** start **

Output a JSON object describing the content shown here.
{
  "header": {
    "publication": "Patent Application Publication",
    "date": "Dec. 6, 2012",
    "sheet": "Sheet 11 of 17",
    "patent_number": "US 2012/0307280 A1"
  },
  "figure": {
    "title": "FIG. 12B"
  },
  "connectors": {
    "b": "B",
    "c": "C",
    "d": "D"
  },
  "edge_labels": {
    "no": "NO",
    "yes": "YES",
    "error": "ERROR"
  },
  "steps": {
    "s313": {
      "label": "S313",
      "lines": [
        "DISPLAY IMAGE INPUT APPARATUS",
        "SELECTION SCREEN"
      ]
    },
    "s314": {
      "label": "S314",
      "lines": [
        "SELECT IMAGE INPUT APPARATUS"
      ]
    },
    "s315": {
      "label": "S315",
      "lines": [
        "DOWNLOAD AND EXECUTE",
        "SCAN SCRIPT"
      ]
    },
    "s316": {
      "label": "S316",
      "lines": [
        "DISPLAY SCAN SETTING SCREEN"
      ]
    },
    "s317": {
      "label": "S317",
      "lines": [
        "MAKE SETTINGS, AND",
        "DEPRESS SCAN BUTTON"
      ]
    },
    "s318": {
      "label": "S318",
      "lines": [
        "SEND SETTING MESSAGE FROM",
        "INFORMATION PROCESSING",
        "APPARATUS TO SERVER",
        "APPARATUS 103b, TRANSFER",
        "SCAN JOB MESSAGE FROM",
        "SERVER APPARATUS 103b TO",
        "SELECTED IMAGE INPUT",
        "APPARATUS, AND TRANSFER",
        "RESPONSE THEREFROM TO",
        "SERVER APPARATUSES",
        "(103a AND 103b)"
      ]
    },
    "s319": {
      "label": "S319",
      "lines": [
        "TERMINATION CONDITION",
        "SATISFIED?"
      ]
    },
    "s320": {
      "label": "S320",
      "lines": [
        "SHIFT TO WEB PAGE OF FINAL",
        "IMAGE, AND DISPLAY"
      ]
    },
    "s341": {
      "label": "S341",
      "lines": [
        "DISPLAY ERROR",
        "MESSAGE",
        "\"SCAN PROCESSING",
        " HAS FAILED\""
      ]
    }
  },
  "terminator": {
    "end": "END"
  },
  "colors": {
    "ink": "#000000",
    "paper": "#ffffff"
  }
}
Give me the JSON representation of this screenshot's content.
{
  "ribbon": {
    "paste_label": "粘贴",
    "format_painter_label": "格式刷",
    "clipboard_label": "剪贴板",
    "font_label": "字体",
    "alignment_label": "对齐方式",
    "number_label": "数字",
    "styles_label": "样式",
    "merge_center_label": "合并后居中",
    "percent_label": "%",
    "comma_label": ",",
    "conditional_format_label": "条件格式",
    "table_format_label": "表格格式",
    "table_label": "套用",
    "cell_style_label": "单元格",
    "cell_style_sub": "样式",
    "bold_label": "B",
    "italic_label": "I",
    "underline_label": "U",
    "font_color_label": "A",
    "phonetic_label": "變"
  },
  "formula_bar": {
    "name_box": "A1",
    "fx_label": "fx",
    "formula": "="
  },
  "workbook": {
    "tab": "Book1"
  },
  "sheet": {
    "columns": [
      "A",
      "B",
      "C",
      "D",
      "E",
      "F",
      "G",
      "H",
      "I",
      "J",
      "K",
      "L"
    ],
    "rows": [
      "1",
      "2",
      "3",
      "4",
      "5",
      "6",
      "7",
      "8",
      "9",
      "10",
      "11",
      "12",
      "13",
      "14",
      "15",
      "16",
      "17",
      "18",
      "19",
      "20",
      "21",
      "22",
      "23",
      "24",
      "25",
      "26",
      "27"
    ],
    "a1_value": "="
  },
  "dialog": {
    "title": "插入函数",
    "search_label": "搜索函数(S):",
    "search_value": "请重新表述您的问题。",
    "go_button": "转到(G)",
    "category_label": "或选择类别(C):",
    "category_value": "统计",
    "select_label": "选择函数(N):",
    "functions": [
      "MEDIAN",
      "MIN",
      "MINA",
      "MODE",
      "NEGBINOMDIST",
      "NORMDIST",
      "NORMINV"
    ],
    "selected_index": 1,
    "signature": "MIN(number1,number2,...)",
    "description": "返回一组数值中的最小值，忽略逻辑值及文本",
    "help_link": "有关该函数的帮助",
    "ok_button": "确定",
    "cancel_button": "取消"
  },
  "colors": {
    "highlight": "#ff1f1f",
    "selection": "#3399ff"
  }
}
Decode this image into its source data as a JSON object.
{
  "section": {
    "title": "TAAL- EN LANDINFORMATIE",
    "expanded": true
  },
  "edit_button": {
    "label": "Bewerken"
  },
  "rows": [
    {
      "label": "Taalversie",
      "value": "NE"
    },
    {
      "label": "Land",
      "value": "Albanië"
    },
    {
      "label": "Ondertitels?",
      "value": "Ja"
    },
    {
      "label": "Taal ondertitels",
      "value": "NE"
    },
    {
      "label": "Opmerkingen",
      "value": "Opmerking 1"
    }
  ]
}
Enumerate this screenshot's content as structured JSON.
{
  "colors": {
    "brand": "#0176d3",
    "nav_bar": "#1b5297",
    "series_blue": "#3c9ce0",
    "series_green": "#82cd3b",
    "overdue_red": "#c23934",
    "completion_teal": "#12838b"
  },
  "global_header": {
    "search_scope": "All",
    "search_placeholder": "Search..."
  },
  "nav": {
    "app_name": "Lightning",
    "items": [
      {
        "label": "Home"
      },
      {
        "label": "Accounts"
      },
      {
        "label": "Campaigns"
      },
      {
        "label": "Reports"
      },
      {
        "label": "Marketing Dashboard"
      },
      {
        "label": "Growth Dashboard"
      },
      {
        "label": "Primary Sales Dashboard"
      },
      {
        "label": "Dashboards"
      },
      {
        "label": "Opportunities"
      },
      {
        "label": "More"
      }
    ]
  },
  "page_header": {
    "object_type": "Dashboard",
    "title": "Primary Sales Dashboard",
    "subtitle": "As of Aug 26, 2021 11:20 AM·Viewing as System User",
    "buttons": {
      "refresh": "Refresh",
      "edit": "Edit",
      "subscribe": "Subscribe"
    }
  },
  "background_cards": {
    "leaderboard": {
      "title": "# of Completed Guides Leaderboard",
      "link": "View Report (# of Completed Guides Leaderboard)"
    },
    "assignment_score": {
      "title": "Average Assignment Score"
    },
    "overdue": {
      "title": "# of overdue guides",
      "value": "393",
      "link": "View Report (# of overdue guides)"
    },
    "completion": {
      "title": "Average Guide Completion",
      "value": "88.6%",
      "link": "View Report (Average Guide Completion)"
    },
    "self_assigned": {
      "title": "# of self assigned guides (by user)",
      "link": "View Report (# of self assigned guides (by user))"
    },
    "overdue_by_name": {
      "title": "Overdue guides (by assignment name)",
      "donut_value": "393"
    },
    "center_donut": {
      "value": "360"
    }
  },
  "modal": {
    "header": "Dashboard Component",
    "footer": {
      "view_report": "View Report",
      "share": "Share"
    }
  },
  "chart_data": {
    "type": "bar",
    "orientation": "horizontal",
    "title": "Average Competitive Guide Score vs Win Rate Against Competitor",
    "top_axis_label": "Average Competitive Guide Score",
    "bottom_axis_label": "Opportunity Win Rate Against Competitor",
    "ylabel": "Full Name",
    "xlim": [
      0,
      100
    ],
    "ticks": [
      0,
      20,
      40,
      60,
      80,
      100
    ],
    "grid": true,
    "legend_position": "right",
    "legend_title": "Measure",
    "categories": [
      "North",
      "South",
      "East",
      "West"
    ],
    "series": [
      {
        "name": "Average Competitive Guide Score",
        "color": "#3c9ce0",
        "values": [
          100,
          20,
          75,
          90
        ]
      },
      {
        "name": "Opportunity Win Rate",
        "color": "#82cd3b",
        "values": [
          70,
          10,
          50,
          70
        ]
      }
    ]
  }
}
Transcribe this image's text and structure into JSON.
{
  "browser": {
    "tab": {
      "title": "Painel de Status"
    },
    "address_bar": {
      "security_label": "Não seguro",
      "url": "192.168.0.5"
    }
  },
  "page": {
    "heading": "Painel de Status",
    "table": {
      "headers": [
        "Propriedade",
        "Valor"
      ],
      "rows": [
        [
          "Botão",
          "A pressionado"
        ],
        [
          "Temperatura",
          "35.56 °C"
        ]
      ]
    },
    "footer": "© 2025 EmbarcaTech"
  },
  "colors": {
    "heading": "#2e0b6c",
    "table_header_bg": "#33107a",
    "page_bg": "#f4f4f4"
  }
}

** end **

# [Exercise objective]
Count the lines in the records above that hold the word "JSON", and give only that number.

# [Full response]
5